Task
Each line that holds the word "Viewing" should be returned.

BEGIN Supplied material

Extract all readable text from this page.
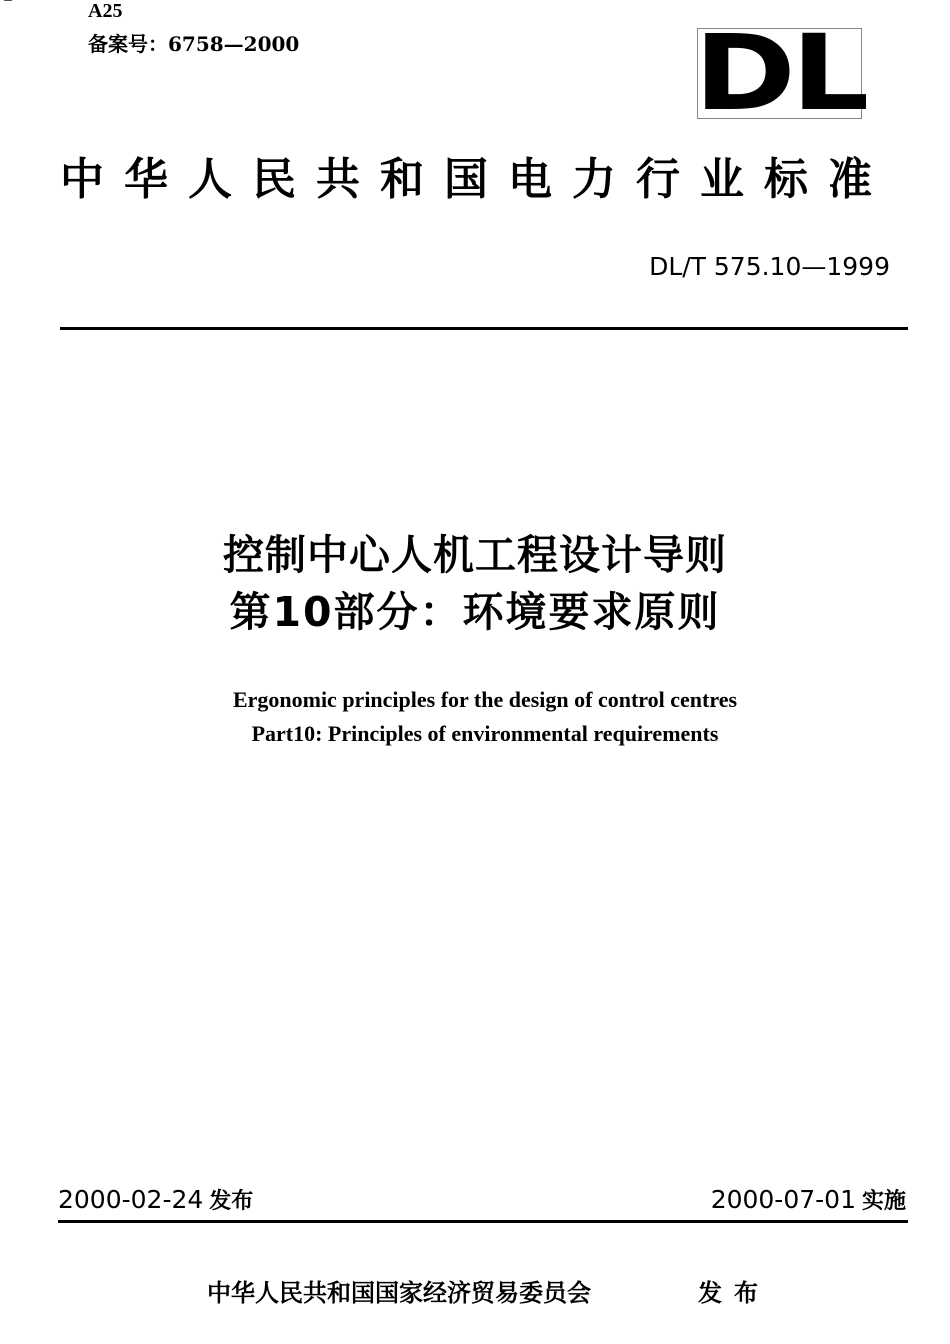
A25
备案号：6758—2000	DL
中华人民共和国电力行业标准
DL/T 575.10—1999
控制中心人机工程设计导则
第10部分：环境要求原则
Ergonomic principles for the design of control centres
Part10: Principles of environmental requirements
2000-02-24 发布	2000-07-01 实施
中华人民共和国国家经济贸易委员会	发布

END Supplied material
BEGIN Supplied material

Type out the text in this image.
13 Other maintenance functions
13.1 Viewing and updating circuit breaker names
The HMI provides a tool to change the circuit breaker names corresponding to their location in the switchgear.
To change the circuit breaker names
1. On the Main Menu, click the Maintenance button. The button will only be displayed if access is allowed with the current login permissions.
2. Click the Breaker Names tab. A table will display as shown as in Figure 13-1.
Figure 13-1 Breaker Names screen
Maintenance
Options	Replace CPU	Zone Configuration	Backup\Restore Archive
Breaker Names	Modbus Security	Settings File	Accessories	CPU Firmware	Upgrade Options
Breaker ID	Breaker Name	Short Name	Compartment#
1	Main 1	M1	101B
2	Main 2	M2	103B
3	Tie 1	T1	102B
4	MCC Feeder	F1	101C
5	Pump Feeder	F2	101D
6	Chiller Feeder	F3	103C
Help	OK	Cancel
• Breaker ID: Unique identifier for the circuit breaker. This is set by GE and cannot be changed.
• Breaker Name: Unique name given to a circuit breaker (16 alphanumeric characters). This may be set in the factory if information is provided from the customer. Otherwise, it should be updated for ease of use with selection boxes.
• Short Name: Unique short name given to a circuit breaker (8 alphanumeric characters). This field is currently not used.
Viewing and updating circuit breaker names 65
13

END Supplied material

Result of this task
13.1 Viewing and updating circuit breaker names
Viewing and updating circuit breaker names 65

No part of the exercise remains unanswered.